# [OBJECTIVE]
Track down every line below that holds "JSON" and copy it.

# [EXTRACTED MATERIAL]

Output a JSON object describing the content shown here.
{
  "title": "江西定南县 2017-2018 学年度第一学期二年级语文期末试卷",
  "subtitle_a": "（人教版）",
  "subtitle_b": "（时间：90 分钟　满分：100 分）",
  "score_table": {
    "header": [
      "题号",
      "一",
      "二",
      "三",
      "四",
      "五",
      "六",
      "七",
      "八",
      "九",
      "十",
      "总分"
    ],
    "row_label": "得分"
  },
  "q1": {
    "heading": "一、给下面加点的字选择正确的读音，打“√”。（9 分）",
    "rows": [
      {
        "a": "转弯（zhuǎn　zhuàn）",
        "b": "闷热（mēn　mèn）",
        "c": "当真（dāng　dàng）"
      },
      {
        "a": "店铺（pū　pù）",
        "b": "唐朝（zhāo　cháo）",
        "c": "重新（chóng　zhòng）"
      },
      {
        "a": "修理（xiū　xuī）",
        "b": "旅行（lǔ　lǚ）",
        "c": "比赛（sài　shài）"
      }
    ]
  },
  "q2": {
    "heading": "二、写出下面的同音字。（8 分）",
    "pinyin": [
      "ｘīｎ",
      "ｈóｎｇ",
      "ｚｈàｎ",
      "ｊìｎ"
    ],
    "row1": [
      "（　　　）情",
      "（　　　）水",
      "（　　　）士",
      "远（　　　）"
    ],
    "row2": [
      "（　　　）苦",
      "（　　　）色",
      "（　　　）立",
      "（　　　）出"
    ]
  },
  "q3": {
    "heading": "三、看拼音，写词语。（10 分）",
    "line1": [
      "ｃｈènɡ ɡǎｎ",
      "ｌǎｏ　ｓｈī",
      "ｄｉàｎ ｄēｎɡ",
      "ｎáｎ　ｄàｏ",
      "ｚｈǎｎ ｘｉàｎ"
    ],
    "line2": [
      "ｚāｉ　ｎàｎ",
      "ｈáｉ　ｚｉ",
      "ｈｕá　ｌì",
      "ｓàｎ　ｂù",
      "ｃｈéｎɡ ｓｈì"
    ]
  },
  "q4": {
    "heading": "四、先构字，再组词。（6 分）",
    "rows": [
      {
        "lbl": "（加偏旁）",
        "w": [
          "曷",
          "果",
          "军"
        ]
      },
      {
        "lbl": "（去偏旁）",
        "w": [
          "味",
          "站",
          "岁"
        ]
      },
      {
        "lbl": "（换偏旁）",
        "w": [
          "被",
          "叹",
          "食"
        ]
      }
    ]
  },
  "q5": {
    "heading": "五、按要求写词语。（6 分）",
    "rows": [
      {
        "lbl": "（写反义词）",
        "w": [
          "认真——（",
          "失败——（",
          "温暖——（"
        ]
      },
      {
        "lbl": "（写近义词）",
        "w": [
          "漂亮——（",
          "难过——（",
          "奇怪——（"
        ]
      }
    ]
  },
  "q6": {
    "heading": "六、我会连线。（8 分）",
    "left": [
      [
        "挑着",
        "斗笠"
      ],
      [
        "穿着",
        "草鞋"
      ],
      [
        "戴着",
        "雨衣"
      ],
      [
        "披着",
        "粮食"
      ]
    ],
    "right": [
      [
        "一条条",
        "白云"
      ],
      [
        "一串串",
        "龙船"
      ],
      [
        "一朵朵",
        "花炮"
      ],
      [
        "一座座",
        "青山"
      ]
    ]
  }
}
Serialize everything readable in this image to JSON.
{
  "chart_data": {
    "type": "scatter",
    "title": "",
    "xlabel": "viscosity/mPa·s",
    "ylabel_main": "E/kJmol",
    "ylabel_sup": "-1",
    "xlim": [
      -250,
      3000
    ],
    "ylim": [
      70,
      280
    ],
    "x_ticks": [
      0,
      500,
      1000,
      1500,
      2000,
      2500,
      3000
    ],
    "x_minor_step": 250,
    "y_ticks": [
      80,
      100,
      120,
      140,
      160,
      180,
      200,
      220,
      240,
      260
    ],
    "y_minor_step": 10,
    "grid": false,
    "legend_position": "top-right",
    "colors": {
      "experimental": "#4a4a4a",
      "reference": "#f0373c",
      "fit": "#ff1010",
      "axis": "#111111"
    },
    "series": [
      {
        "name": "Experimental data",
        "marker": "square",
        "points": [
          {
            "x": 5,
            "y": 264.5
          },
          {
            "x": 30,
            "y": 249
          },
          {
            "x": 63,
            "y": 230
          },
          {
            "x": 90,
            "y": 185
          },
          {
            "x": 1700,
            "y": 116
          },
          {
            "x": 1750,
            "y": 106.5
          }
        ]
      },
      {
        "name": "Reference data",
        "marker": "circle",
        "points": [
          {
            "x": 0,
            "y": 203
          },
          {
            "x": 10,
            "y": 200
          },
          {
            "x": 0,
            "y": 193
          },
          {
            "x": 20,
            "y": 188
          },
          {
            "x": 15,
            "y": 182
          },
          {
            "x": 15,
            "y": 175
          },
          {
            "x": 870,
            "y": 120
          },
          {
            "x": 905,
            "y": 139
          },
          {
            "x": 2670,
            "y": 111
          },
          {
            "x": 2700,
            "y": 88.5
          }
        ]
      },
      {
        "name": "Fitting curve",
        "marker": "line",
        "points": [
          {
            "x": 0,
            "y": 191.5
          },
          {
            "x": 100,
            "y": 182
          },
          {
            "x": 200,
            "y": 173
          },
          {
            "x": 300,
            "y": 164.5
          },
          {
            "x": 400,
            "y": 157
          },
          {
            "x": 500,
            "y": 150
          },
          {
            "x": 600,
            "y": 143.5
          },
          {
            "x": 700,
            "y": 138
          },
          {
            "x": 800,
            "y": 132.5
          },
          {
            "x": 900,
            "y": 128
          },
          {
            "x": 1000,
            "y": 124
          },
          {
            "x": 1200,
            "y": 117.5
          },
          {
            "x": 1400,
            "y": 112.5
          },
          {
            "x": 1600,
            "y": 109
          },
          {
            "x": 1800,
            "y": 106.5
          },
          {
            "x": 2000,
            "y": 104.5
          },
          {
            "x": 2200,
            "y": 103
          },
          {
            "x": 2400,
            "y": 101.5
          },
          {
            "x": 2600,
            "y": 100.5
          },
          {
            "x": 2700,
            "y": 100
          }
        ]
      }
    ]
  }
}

# [IN RESPONSE]
Output a JSON object describing the content shown here.
Serialize everything readable in this image to JSON.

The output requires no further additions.